Excerpted text
::::

You guys have been awesome. From all the others I've asked, most either respond with: 

"all are similar, but Audient if I had to choose" 
OR
"Scratch all - go RME Babyface Pro"

So its between the Babyface and Audient for me. Being that most of the vocals are screaming with some singing, I'm debating if the jump to the RME is worth the extra money. Hard to find them used, so I'm looking at an additional $300 minimum


----------



## sakeido (Oct 3, 2019)

With RME you know they will support it literally forever. They are buy it for life type products. You won't run into a situation where they've suddenly have stopped supporting your interface so it doesn't even work with a new version of Windows or something like that.. like has happened to me twice with Roland and M-Audio

like a quick Google showed that Audient's drivers were 2+ years old and only got updated because they released the id44. That's not what I want to see for the product that is the nerve center of my entire studio.

The Babyface also has more room for expansion down the line. You can add 8 more channels of inputs and 8 channels of outputs so if you guys decide to start taking on more recording responsibilities yourself, it'll step up and accommodate that whereas the Audient will run into a ceiling much sooner

But we are talking a serious cost difference here. If Babyface Pros were floating around used, maybe it'd be a better conversation, but nobody sells theirs so it's tough. For your immediate needs is it worth double the money? Probably not.

::::

Description of the task
Continue the forum thread comparing the RME Babyface Pro and the Audient interfaces, starting right after its last sentence.

::::

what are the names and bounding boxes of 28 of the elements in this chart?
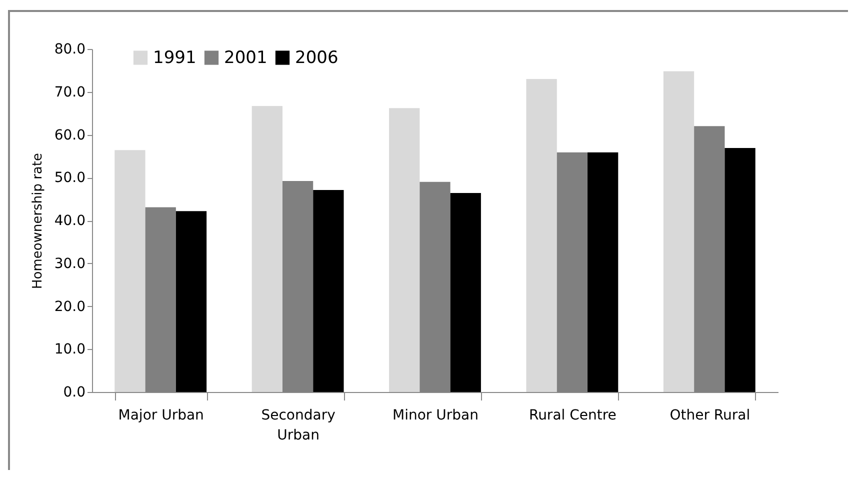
bar (450, 193, 481, 392)
bar (588, 152, 618, 392)
bar (389, 108, 420, 392)
x-tick-label: Other Rural (670, 408, 750, 424)
y-tick-label: 20.0 (54, 298, 86, 315)
x-tick-label: Secondary Urban (261, 408, 336, 444)
bar (663, 71, 694, 392)
y-tick-label: 10.0 (54, 342, 86, 358)
y-tick-label: 70.0 (54, 84, 86, 100)
x-tick-label: Minor Urban (392, 408, 478, 424)
y-tick-label: 40.0 (54, 213, 86, 229)
y-tick-label: 60.0 (54, 127, 86, 144)
legend-label: 2001 (224, 48, 268, 68)
y-tick-label: 50.0 (54, 170, 86, 186)
x-tick-label: Rural Centre (528, 408, 616, 424)
legend-label: 1991 (153, 48, 196, 68)
y-tick-label: 0.0 (63, 384, 86, 400)
bar (176, 211, 207, 392)
bar (313, 190, 344, 392)
bar (724, 148, 756, 392)
y-tick-label: 80.0 (54, 42, 86, 58)
legend-label: 2006 (295, 48, 338, 68)
bar (252, 106, 282, 392)
x-tick-label: Major Urban (118, 408, 204, 424)
bar (526, 79, 557, 392)
bar (114, 150, 146, 392)
y-tick-label: 30.0 (54, 256, 86, 272)
y-axis-title: Homeownership rate (30, 153, 46, 289)
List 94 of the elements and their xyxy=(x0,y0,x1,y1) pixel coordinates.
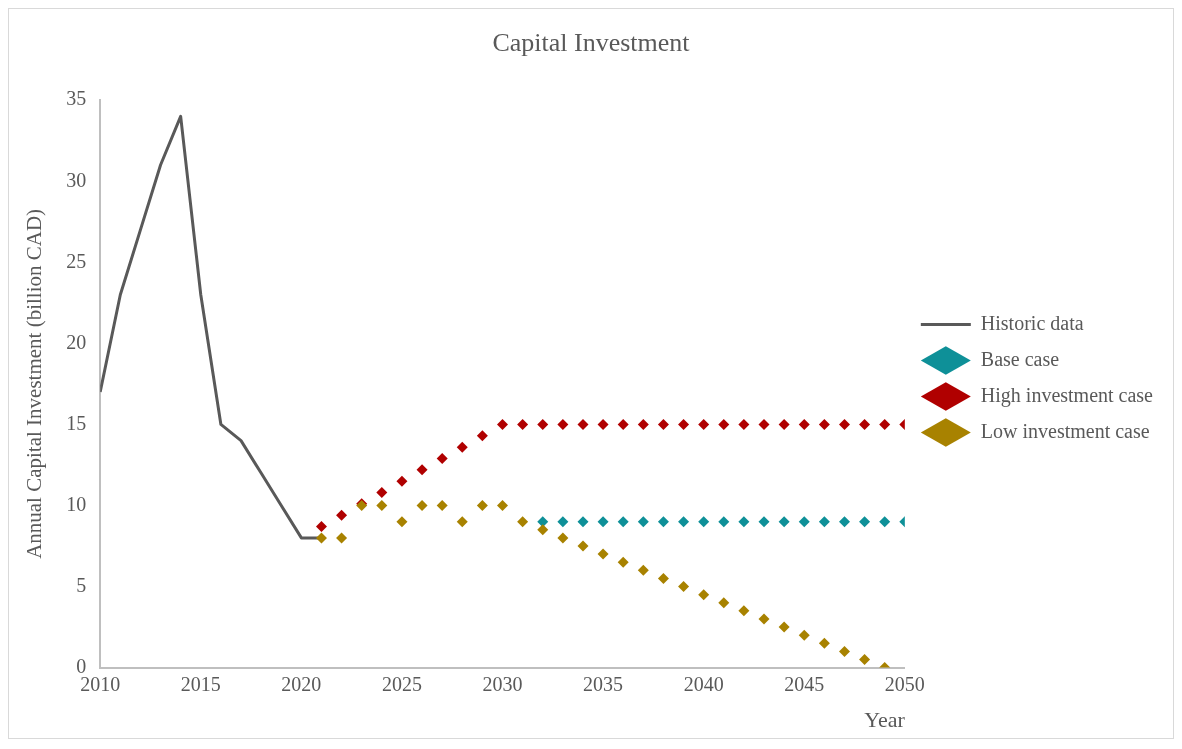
point xyxy=(597,516,609,528)
point xyxy=(456,516,468,528)
point xyxy=(597,548,609,560)
point xyxy=(617,418,629,430)
point xyxy=(838,645,850,657)
point xyxy=(718,516,730,528)
x-tick-label: 2030 xyxy=(482,672,523,695)
point xyxy=(376,499,388,511)
point xyxy=(577,516,589,528)
y-tick-label: 15 xyxy=(66,411,87,434)
point xyxy=(537,524,549,536)
point xyxy=(617,516,629,528)
point xyxy=(879,516,891,528)
point xyxy=(818,418,830,430)
point xyxy=(778,516,790,528)
y-tick-label: 30 xyxy=(66,168,87,191)
point xyxy=(577,540,589,552)
point xyxy=(557,532,569,544)
point xyxy=(798,629,810,641)
x-tick-label: 2035 xyxy=(583,672,624,695)
x-tick-label: 2045 xyxy=(784,672,825,695)
point xyxy=(597,418,609,430)
point xyxy=(637,564,649,576)
y-axis-title: Annual Capital Investment (billion CAD) xyxy=(22,208,47,559)
point xyxy=(859,653,871,665)
point xyxy=(315,532,327,544)
point xyxy=(879,418,891,430)
point xyxy=(678,581,690,593)
y-tick-label: 35 xyxy=(66,87,87,110)
point xyxy=(698,516,710,528)
chart-title: Capital Investment xyxy=(492,28,691,58)
point xyxy=(657,418,669,430)
point xyxy=(416,464,428,476)
point xyxy=(476,430,488,442)
point xyxy=(698,418,710,430)
point xyxy=(838,516,850,528)
legend-label: Base case xyxy=(980,347,1060,370)
point xyxy=(738,516,750,528)
point xyxy=(396,516,408,528)
point xyxy=(557,418,569,430)
x-tick-label: 2050 xyxy=(884,672,925,695)
point xyxy=(637,516,649,528)
legend-label: Historic data xyxy=(980,311,1084,334)
point xyxy=(557,516,569,528)
point xyxy=(798,418,810,430)
x-tick-label: 2020 xyxy=(281,672,322,695)
x-tick-label: 2040 xyxy=(683,672,724,695)
legend-label: Low investment case xyxy=(980,419,1150,442)
point xyxy=(718,597,730,609)
point xyxy=(537,418,549,430)
point xyxy=(738,605,750,617)
point xyxy=(376,487,388,499)
point xyxy=(517,418,529,430)
point xyxy=(798,516,810,528)
point xyxy=(456,441,468,453)
x-axis-title: Year xyxy=(864,706,906,732)
point xyxy=(637,418,649,430)
point xyxy=(577,418,589,430)
point xyxy=(758,516,770,528)
point xyxy=(436,452,448,464)
point xyxy=(738,418,750,430)
point xyxy=(396,475,408,487)
point xyxy=(657,516,669,528)
point xyxy=(758,613,770,625)
point xyxy=(818,516,830,528)
legend-label: High investment case xyxy=(980,383,1154,407)
y-tick-label: 25 xyxy=(66,249,87,272)
y-tick-label: 5 xyxy=(76,573,87,596)
point xyxy=(778,621,790,633)
x-tick-label: 2015 xyxy=(180,672,221,695)
point xyxy=(698,589,710,601)
point xyxy=(336,509,348,521)
point xyxy=(859,418,871,430)
y-tick-label: 10 xyxy=(66,492,87,515)
x-tick-label: 2025 xyxy=(381,672,422,695)
point xyxy=(678,418,690,430)
point xyxy=(416,499,428,511)
point xyxy=(617,556,629,568)
point xyxy=(758,418,770,430)
point xyxy=(497,418,509,430)
point xyxy=(718,418,730,430)
point xyxy=(476,499,488,511)
point xyxy=(315,521,327,533)
point xyxy=(859,516,871,528)
point xyxy=(818,637,830,649)
y-tick-label: 20 xyxy=(66,330,87,353)
point xyxy=(497,499,509,511)
point xyxy=(778,418,790,430)
point xyxy=(838,418,850,430)
point xyxy=(436,499,448,511)
point xyxy=(336,532,348,544)
point xyxy=(517,516,529,528)
point xyxy=(678,516,690,528)
point xyxy=(657,572,669,584)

::::

Task answer
----------



## Vinny554 (Oct 3, 2019)

sakeido said:


> With RME you know they will support it literally forever. They are buy it for life type products. You won't run into a situation where they've suddenly have stopped supporting your interface so it doesn't even work with a new version of Windows or something like that.. like has happened to me twice with Roland and M-Audio
> 
> like a quick Google showed that Audient's drivers were 2+ years old and only got updated because they released the id44. That's not what I want to see for the product that is the nerve center of my entire studio.
> 
> ...



Perfect summary. I guess what it comes down to is how much better are the RME pre-amps for vocals than the Audient...is it worth the $300+ difference? I do admire the expansion capability, however I don't foresee myself wanting that anytime soon. I do, however, want great preamps for vocals.


----------



## coffeeflush (Oct 3, 2019)

Surprised that there is no mention of the Audient Sono here. 
But the cheaper audients are absolutely worth it.


----------



## Vinny554 (Oct 3, 2019)

coffeeflush said:


> Surprised that there is no mention of the Audient Sono here.
> But the cheaper audients are absolutely worth it.



The iD4 lacks the Burr-Brown converters vs iD14...is this something that's genuinely beneficial?


----------



## coffeeflush (Oct 3, 2019)

Kind of, but not worth the price difference. 
You can always use a preamp in front later etc.


----------



## Descent (Oct 4, 2019)

iD14, no contest. You can even expand via ADAT preamp if you feel like it for total of 10 channels.


----------



## Element0s (Oct 4, 2019)

Vinny554 said:


> So its between the Babyface and Audient for me.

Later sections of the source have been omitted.